Provided data =
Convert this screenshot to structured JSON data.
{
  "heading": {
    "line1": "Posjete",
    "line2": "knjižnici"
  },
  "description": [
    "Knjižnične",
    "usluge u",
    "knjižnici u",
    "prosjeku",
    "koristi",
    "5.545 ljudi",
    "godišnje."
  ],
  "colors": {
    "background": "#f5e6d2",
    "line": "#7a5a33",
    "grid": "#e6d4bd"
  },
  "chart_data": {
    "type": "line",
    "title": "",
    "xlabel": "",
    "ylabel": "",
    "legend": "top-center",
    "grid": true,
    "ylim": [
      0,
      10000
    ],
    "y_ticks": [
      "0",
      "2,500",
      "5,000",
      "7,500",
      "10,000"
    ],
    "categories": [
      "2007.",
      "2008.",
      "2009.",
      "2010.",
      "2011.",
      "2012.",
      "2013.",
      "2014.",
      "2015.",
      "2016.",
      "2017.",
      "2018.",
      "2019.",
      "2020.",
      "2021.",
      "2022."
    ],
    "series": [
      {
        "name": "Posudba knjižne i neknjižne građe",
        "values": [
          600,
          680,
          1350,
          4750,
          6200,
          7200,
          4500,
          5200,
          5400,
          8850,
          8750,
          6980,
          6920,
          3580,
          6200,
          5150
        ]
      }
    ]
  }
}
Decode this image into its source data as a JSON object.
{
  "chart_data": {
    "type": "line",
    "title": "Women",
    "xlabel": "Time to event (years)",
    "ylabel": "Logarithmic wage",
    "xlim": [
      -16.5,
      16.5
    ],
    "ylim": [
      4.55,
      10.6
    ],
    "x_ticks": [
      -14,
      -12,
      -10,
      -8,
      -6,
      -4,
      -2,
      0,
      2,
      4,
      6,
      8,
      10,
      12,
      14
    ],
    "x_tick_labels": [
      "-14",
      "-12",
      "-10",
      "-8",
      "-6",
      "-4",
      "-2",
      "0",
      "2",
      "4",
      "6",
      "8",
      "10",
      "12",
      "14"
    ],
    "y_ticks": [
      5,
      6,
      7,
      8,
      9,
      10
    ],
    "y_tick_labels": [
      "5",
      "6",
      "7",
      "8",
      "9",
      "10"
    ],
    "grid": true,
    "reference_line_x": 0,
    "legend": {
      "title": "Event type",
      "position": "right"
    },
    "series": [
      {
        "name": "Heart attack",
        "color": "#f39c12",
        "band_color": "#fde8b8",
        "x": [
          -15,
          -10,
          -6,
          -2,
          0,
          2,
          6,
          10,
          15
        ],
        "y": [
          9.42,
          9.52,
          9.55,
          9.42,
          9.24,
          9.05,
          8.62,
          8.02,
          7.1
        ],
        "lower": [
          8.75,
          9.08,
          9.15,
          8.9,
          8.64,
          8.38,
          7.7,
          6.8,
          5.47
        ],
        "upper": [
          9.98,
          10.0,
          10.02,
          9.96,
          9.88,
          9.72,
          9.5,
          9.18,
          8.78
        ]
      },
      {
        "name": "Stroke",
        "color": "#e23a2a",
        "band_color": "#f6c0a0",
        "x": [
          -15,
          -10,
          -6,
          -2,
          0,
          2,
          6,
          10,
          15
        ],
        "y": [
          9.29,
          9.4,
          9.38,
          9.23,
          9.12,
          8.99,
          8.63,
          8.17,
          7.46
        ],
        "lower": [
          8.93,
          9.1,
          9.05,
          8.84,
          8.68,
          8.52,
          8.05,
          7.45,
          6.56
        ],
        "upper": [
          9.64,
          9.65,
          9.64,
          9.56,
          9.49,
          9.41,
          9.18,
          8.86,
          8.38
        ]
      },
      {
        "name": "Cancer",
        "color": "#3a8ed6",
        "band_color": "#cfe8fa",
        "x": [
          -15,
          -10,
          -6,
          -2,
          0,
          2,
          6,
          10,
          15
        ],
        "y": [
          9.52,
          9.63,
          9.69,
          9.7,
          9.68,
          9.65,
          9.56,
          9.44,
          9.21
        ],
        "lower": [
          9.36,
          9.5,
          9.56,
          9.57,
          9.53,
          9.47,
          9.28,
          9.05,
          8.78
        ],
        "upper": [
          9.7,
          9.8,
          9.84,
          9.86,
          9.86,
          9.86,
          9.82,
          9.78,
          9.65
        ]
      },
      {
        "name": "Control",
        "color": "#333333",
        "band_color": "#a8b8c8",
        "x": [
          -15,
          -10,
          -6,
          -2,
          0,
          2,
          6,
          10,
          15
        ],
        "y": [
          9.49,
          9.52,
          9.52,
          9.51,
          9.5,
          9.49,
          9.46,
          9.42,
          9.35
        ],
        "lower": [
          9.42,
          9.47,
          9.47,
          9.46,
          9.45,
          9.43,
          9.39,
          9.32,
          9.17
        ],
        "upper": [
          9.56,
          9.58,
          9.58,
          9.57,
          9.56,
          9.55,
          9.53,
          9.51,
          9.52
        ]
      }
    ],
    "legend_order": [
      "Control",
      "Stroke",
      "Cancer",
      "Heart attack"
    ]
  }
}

Aim = Reproduce the material exactly, with every line intact.

Written answer =
Convert this screenshot to structured JSON data.
{
  "heading": {
    "line1": "Posjete",
    "line2": "knjižnici"
  },
  "description": [
    "Knjižnične",
    "usluge u",
    "knjižnici u",
    "prosjeku",
    "koristi",
    "5.545 ljudi",
    "godišnje."
  ],
  "colors": {
    "background": "#f5e6d2",
    "line": "#7a5a33",
    "grid": "#e6d4bd"
  },
  "chart_data": {
    "type": "line",
    "title": "",
    "xlabel": "",
    "ylabel": "",
    "legend": "top-center",
    "grid": true,
    "ylim": [
      0,
      10000
    ],
    "y_ticks": [
      "0",
      "2,500",
      "5,000",
      "7,500",
      "10,000"
    ],
    "categories": [
      "2007.",
      "2008.",
      "2009.",
      "2010.",
      "2011.",
      "2012.",
      "2013.",
      "2014.",
      "2015.",
      "2016.",
      "2017.",
      "2018.",
      "2019.",
      "2020.",
      "2021.",
      "2022."
    ],
    "series": [
      {
        "name": "Posudba knjižne i neknjižne građe",
        "values": [
          600,
          680,
          1350,
          4750,
          6200,
          7200,
          4500,
          5200,
          5400,
          8850,
          8750,
          6980,
          6920,
          3580,
          6200,
          5150
        ]
      }
    ]
  }
}
Decode this image into its source data as a JSON object.
{
  "chart_data": {
    "type": "line",
    "title": "Women",
    "xlabel": "Time to event (years)",
    "ylabel": "Logarithmic wage",
    "xlim": [
      -16.5,
      16.5
    ],
    "ylim": [
      4.55,
      10.6
    ],
    "x_ticks": [
      -14,
      -12,
      -10,
      -8,
      -6,
      -4,
      -2,
      0,
      2,
      4,
      6,
      8,
      10,
      12,
      14
    ],
    "x_tick_labels": [
      "-14",
      "-12",
      "-10",
      "-8",
      "-6",
      "-4",
      "-2",
      "0",
      "2",
      "4",
      "6",
      "8",
      "10",
      "12",
      "14"
    ],
    "y_ticks": [
      5,
      6,
      7,
      8,
      9,
      10
    ],
    "y_tick_labels": [
      "5",
      "6",
      "7",
      "8",
      "9",
      "10"
    ],
    "grid": true,
    "reference_line_x": 0,
    "legend": {
      "title": "Event type",
      "position": "right"
    },
    "series": [
      {
        "name": "Heart attack",
        "color": "#f39c12",
        "band_color": "#fde8b8",
        "x": [
          -15,
          -10,
          -6,
          -2,
          0,
          2,
          6,
          10,
          15
        ],
        "y": [
          9.42,
          9.52,
          9.55,
          9.42,
          9.24,
          9.05,
          8.62,
          8.02,
          7.1
        ],
        "lower": [
          8.75,
          9.08,
          9.15,
          8.9,
          8.64,
          8.38,
          7.7,
          6.8,
          5.47
        ],
        "upper": [
          9.98,
          10.0,
          10.02,
          9.96,
          9.88,
          9.72,
          9.5,
          9.18,
          8.78
        ]
      },
      {
        "name": "Stroke",
        "color": "#e23a2a",
        "band_color": "#f6c0a0",
        "x": [
          -15,
          -10,
          -6,
          -2,
          0,
          2,
          6,
          10,
          15
        ],
        "y": [
          9.29,
          9.4,
          9.38,
          9.23,
          9.12,
          8.99,
          8.63,
          8.17,
          7.46
        ],
        "lower": [
          8.93,
          9.1,
          9.05,
          8.84,
          8.68,
          8.52,
          8.05,
          7.45,
          6.56
        ],
        "upper": [
          9.64,
          9.65,
          9.64,
          9.56,
          9.49,
          9.41,
          9.18,
          8.86,
          8.38
        ]
      },
      {
        "name": "Cancer",
        "color": "#3a8ed6",
        "band_color": "#cfe8fa",
        "x": [
          -15,
          -10,
          -6,
          -2,
          0,
          2,
          6,
          10,
          15
        ],
        "y": [
          9.52,
          9.63,
          9.69,
          9.7,
          9.68,
          9.65,
          9.56,
          9.44,
          9.21
        ],
        "lower": [
          9.36,
          9.5,
          9.56,
          9.57,
          9.53,
          9.47,
          9.28,
          9.05,
          8.78
        ],
        "upper": [
          9.7,
          9.8,
          9.84,
          9.86,
          9.86,
          9.86,
          9.82,
          9.78,
          9.65
        ]
      },
      {
        "name": "Control",
        "color": "#333333",
        "band_color": "#a8b8c8",
        "x": [
          -15,
          -10,
          -6,
          -2,
          0,
          2,
          6,
          10,
          15
        ],
        "y": [
          9.49,
          9.52,
          9.52,
          9.51,
          9.5,
          9.49,
          9.46,
          9.42,
          9.35
        ],
        "lower": [
          9.42,
          9.47,
          9.47,
          9.46,
          9.45,
          9.43,
          9.39,
          9.32,
          9.17
        ],
        "upper": [
          9.56,
          9.58,
          9.58,
          9.57,
          9.56,
          9.55,
          9.53,
          9.51,
          9.52
        ]
      }
    ],
    "legend_order": [
      "Control",
      "Stroke",
      "Cancer",
      "Heart attack"
    ]
  }
}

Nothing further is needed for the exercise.